▶ [AIM OF THE TASK]:
Without altering anything, output the material below.

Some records
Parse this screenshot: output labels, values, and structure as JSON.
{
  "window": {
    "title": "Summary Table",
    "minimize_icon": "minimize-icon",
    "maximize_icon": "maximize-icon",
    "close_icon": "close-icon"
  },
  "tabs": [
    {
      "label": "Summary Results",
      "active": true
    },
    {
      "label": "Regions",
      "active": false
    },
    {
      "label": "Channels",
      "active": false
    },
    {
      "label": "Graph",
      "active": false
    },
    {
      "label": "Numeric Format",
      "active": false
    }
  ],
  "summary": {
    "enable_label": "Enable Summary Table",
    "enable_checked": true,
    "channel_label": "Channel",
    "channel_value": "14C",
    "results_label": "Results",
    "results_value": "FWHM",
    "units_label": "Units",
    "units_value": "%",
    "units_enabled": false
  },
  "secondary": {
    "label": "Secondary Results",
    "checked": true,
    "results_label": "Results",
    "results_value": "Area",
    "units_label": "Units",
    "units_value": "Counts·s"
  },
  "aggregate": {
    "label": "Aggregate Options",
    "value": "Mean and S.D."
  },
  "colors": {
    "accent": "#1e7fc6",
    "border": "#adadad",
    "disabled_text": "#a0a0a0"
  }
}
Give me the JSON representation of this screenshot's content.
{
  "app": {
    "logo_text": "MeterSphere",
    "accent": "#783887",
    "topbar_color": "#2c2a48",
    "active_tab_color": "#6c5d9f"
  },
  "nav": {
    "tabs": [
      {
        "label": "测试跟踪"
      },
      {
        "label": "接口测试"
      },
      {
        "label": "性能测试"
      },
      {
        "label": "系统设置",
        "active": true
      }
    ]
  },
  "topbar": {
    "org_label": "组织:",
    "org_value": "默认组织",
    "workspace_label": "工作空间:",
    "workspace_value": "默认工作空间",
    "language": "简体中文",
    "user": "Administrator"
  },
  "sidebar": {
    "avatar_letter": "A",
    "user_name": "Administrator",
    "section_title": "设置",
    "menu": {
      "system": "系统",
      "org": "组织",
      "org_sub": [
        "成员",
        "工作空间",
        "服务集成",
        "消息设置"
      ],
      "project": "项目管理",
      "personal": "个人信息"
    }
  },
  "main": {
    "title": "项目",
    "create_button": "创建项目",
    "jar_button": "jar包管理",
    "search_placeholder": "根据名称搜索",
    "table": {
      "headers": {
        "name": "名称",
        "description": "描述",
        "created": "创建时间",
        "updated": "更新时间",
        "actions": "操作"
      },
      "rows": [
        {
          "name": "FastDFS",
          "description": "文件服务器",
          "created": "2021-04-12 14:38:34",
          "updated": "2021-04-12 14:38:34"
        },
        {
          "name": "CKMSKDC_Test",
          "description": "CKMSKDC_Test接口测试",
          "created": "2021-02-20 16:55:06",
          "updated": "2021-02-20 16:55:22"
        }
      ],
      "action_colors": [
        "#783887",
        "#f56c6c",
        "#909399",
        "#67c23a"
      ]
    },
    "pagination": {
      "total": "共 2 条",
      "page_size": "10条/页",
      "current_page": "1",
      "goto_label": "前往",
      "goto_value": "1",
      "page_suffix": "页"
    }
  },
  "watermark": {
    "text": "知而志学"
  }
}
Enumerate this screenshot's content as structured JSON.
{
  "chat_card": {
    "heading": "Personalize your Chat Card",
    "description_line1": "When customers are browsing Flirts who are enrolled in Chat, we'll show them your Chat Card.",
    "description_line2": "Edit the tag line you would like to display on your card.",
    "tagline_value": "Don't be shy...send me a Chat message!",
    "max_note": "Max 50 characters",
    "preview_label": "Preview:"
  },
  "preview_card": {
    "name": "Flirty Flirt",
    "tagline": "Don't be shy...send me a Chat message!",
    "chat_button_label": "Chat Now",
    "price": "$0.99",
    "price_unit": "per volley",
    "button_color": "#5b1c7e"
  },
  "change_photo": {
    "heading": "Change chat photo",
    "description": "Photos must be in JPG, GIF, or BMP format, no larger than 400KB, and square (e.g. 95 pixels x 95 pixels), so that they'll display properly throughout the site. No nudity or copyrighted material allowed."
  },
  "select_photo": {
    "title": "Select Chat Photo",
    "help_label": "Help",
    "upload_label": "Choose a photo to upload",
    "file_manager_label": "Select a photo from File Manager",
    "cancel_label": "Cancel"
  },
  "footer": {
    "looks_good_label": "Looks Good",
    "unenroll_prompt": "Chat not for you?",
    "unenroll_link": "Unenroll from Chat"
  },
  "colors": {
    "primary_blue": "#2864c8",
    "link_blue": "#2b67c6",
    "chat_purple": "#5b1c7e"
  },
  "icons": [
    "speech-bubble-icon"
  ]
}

▶ [SOLUTION TO THIS TASK]:
Parse this screenshot: output labels, values, and structure as JSON.
{
  "window": {
    "title": "Summary Table",
    "minimize_icon": "minimize-icon",
    "maximize_icon": "maximize-icon",
    "close_icon": "close-icon"
  },
  "tabs": [
    {
      "label": "Summary Results",
      "active": true
    },
    {
      "label": "Regions",
      "active": false
    },
    {
      "label": "Channels",
      "active": false
    },
    {
      "label": "Graph",
      "active": false
    },
    {
      "label": "Numeric Format",
      "active": false
    }
  ],
  "summary": {
    "enable_label": "Enable Summary Table",
    "enable_checked": true,
    "channel_label": "Channel",
    "channel_value": "14C",
    "results_label": "Results",
    "results_value": "FWHM",
    "units_label": "Units",
    "units_value": "%",
    "units_enabled": false
  },
  "secondary": {
    "label": "Secondary Results",
    "checked": true,
    "results_label": "Results",
    "results_value": "Area",
    "units_label": "Units",
    "units_value": "Counts·s"
  },
  "aggregate": {
    "label": "Aggregate Options",
    "value": "Mean and S.D."
  },
  "colors": {
    "accent": "#1e7fc6",
    "border": "#adadad",
    "disabled_text": "#a0a0a0"
  }
}
Give me the JSON representation of this screenshot's content.
{
  "app": {
    "logo_text": "MeterSphere",
    "accent": "#783887",
    "topbar_color": "#2c2a48",
    "active_tab_color": "#6c5d9f"
  },
  "nav": {
    "tabs": [
      {
        "label": "测试跟踪"
      },
      {
        "label": "接口测试"
      },
      {
        "label": "性能测试"
      },
      {
        "label": "系统设置",
        "active": true
      }
    ]
  },
  "topbar": {
    "org_label": "组织:",
    "org_value": "默认组织",
    "workspace_label": "工作空间:",
    "workspace_value": "默认工作空间",
    "language": "简体中文",
    "user": "Administrator"
  },
  "sidebar": {
    "avatar_letter": "A",
    "user_name": "Administrator",
    "section_title": "设置",
    "menu": {
      "system": "系统",
      "org": "组织",
      "org_sub": [
        "成员",
        "工作空间",
        "服务集成",
        "消息设置"
      ],
      "project": "项目管理",
      "personal": "个人信息"
    }
  },
  "main": {
    "title": "项目",
    "create_button": "创建项目",
    "jar_button": "jar包管理",
    "search_placeholder": "根据名称搜索",
    "table": {
      "headers": {
        "name": "名称",
        "description": "描述",
        "created": "创建时间",
        "updated": "更新时间",
        "actions": "操作"
      },
      "rows": [
        {
          "name": "FastDFS",
          "description": "文件服务器",
          "created": "2021-04-12 14:38:34",
          "updated": "2021-04-12 14:38:34"
        },
        {
          "name": "CKMSKDC_Test",
          "description": "CKMSKDC_Test接口测试",
          "created": "2021-02-20 16:55:06",
          "updated": "2021-02-20 16:55:22"
        }
      ],
      "action_colors": [
        "#783887",
        "#f56c6c",
        "#909399",
        "#67c23a"
      ]
    },
    "pagination": {
      "total": "共 2 条",
      "page_size": "10条/页",
      "current_page": "1",
      "goto_label": "前往",
      "goto_value": "1",
      "page_suffix": "页"
    }
  },
  "watermark": {
    "text": "知而志学"
  }
}
Enumerate this screenshot's content as structured JSON.
{
  "chat_card": {
    "heading": "Personalize your Chat Card",
    "description_line1": "When customers are browsing Flirts who are enrolled in Chat, we'll show them your Chat Card.",
    "description_line2": "Edit the tag line you would like to display on your card.",
    "tagline_value": "Don't be shy...send me a Chat message!",
    "max_note": "Max 50 characters",
    "preview_label": "Preview:"
  },
  "preview_card": {
    "name": "Flirty Flirt",
    "tagline": "Don't be shy...send me a Chat message!",
    "chat_button_label": "Chat Now",
    "price": "$0.99",
    "price_unit": "per volley",
    "button_color": "#5b1c7e"
  },
  "change_photo": {
    "heading": "Change chat photo",
    "description": "Photos must be in JPG, GIF, or BMP format, no larger than 400KB, and square (e.g. 95 pixels x 95 pixels), so that they'll display properly throughout the site. No nudity or copyrighted material allowed."
  },
  "select_photo": {
    "title": "Select Chat Photo",
    "help_label": "Help",
    "upload_label": "Choose a photo to upload",
    "file_manager_label": "Select a photo from File Manager",
    "cancel_label": "Cancel"
  },
  "footer": {
    "looks_good_label": "Looks Good",
    "unenroll_prompt": "Chat not for you?",
    "unenroll_link": "Unenroll from Chat"
  },
  "colors": {
    "primary_blue": "#2864c8",
    "link_blue": "#2b67c6",
    "chat_purple": "#5b1c7e"
  },
  "icons": [
    "speech-bubble-icon"
  ]
}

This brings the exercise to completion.